━━━━━ Given passage ━━━━━
- Native to: Cameroon
- Native speakers: 25,000 (2008)
- Language family: Niger–Congo? Atlantic–CongoBenue–CongoSouthern BantoidGrassfieldsRingSouthNsei; ; ; ; ; ; ;

Language codes
- ISO 639-3: ndb
- Glottolog: kens1251

= Nsei language =

Grassfields Bantu language of Cameroon

Kenswei Nsei (Kensense), also Nsei or Mesing (Bamessing), is a Grassfields Bantu language of Cameroon.
━━━━━ Provided information ━━━━━
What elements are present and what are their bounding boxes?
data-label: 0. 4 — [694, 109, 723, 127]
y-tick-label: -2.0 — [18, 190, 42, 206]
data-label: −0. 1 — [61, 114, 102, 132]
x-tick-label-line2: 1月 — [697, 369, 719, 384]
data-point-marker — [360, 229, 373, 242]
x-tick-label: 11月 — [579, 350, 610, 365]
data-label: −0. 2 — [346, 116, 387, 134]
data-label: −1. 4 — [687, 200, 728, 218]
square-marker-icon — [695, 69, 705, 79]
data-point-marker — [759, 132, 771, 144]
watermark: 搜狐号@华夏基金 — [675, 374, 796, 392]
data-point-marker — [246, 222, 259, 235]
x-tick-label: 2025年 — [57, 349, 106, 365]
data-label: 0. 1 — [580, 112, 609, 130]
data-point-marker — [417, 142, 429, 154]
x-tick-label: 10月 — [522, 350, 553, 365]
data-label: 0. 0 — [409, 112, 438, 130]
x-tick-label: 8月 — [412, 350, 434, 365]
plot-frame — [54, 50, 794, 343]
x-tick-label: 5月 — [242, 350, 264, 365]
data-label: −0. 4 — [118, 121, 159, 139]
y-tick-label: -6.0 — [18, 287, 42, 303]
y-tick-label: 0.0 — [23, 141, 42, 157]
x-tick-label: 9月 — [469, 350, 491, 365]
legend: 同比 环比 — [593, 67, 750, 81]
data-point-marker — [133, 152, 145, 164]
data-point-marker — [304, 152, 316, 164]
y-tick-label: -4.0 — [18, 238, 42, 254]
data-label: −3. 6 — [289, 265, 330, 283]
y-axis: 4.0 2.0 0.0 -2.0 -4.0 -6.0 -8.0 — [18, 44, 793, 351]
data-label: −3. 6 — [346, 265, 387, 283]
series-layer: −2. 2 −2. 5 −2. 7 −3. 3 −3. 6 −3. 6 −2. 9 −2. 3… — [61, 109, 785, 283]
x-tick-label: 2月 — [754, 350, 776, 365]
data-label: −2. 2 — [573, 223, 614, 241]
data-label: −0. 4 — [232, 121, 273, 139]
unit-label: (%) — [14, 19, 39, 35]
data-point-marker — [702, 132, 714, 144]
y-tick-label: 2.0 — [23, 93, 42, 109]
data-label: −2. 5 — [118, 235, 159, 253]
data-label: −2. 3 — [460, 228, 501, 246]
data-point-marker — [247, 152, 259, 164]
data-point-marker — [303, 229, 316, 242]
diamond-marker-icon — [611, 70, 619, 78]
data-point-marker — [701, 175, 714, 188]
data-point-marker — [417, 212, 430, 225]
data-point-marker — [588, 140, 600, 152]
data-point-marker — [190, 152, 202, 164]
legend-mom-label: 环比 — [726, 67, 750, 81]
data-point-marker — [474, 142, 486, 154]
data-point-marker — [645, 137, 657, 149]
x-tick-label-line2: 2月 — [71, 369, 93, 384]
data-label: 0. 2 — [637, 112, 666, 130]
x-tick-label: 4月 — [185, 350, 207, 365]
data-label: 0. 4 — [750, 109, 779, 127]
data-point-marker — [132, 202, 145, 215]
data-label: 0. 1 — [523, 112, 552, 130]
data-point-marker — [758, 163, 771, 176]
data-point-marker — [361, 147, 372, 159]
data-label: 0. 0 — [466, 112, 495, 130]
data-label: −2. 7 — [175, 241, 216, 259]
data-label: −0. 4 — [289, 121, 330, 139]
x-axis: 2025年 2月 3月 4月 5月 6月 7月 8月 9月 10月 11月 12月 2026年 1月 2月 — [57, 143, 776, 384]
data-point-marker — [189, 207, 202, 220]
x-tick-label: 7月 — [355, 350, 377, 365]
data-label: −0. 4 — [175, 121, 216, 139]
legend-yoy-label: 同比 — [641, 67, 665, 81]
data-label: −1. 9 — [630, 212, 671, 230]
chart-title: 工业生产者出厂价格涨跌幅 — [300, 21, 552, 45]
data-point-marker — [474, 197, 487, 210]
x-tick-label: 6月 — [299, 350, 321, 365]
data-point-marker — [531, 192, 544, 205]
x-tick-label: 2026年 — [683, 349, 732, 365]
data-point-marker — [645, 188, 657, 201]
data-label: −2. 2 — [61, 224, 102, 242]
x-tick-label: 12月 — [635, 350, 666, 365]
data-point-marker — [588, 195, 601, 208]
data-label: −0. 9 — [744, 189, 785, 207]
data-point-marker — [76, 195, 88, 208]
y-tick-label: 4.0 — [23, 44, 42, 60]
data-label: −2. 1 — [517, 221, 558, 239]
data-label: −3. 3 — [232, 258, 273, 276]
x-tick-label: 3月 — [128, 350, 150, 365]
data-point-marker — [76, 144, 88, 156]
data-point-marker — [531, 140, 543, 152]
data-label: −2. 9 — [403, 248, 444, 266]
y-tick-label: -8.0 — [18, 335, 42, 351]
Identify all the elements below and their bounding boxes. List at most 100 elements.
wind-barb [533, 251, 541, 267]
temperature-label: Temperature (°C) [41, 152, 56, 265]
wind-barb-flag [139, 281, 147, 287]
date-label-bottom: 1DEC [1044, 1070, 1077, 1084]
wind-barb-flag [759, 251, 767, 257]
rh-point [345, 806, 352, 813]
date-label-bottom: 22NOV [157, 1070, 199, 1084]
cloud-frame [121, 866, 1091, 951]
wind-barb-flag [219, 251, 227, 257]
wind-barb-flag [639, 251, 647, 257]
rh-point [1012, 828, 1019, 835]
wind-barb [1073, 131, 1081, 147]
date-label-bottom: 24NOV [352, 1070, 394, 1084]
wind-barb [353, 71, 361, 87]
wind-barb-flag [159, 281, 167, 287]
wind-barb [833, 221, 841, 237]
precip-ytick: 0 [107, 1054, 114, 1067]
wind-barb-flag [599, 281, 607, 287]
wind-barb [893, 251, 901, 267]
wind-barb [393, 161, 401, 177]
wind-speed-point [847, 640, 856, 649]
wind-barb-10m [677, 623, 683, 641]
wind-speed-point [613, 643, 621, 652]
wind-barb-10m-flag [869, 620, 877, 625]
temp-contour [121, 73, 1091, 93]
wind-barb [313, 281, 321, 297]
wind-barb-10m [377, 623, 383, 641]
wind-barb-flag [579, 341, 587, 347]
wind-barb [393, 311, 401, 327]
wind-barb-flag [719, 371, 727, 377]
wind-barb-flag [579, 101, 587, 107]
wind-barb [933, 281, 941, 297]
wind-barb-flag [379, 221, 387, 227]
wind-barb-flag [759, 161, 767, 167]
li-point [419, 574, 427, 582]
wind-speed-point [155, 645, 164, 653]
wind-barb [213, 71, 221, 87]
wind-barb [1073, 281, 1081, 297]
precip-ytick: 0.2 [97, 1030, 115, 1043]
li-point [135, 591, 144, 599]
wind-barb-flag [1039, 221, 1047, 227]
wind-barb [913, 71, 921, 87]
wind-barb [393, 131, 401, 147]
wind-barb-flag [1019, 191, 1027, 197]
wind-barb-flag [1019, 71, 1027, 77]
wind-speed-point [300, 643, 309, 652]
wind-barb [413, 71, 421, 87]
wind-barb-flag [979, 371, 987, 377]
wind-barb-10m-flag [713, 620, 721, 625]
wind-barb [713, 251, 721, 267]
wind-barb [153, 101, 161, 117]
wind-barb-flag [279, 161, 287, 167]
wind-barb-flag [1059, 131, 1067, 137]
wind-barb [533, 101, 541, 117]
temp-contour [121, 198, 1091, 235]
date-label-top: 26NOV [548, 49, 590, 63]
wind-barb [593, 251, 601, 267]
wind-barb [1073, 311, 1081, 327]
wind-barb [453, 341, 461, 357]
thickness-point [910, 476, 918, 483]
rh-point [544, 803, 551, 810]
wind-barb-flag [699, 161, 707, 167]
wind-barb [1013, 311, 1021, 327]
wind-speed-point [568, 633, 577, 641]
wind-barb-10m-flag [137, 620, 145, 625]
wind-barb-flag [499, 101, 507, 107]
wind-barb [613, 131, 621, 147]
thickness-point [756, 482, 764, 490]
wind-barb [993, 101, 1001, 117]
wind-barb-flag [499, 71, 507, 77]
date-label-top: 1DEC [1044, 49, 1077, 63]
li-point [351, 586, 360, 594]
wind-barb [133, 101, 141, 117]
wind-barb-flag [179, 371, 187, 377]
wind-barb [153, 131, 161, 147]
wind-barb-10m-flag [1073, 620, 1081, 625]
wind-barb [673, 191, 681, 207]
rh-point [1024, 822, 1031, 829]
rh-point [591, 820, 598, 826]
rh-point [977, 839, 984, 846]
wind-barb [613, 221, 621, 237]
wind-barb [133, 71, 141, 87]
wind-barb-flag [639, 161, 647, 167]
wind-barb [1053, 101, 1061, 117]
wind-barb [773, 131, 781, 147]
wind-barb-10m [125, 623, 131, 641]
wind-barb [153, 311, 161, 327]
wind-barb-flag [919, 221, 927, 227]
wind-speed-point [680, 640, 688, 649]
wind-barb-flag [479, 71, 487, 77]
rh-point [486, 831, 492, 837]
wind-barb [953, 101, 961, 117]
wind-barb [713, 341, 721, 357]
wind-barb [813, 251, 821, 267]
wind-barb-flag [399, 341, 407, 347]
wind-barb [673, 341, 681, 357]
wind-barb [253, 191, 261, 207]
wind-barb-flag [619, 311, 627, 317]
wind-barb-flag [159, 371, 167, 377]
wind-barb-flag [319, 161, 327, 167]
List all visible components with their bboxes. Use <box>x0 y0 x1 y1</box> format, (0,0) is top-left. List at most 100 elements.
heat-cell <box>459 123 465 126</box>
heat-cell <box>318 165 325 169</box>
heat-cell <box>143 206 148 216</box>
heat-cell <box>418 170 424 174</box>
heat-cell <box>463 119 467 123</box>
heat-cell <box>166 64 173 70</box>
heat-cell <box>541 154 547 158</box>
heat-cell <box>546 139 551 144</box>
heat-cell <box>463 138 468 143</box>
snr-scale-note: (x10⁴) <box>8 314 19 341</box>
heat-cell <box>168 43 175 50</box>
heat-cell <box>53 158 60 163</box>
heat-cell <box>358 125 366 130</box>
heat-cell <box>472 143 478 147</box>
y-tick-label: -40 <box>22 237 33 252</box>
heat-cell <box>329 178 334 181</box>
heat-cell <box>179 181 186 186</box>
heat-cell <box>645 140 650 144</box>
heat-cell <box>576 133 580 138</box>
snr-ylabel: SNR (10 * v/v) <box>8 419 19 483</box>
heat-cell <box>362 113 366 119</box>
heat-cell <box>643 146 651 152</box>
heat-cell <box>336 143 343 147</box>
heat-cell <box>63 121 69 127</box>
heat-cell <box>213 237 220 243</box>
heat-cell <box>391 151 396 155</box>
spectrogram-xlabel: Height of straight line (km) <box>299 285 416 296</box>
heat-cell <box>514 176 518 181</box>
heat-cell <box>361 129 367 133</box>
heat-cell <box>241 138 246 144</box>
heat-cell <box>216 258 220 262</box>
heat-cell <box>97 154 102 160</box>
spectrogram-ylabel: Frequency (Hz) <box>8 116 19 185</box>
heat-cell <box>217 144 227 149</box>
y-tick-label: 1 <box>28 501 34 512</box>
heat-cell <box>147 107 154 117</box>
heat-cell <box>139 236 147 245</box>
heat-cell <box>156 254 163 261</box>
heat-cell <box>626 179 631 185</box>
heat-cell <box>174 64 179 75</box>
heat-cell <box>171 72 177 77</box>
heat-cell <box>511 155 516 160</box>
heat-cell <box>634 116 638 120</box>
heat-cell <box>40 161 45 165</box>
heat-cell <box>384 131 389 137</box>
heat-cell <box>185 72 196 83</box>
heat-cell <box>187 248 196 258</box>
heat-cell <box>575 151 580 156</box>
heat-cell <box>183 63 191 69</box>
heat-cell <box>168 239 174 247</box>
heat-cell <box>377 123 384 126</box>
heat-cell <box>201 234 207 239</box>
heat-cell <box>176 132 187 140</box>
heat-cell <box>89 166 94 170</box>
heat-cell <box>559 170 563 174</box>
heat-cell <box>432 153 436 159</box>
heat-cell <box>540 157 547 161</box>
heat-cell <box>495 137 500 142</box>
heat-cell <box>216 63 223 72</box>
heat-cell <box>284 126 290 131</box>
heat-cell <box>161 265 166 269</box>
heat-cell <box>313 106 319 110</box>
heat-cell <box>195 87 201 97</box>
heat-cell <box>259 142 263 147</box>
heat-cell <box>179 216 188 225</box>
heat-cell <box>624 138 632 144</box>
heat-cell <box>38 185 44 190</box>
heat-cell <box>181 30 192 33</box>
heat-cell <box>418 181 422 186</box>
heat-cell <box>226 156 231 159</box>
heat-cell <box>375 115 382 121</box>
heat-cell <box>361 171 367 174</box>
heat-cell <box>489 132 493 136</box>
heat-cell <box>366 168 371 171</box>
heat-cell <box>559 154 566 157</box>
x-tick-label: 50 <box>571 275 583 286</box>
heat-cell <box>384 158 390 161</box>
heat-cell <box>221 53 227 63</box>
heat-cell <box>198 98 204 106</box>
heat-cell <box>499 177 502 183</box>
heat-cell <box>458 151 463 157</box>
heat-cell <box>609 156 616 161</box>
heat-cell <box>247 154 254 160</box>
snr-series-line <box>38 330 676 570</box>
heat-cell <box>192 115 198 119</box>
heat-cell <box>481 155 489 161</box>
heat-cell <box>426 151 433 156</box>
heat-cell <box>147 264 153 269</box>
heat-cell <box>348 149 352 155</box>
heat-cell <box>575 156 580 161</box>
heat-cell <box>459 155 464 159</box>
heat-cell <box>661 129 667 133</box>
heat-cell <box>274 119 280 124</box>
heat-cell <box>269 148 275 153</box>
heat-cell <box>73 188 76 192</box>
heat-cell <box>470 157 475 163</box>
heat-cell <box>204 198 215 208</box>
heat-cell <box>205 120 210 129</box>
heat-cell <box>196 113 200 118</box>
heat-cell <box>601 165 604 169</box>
━━━━━
◆ Actions to take
**A.** Answer these from the Nsei language passage, one line each:
(i) How many native speakers does it report, and for which year?
(ii) What is the language's ISO 639-3 code?
(iii) What is its Glottolog code?
**B.** List every name the Nsei language passage gives for the language.

◆ Answers to each task
**A.**
(i) 25,000 native speakers, in 2008
(ii) ndb
(iii) kens1251

**B.** Kenswei Nsei, Kensense, Nsei, Mesing, Bamessing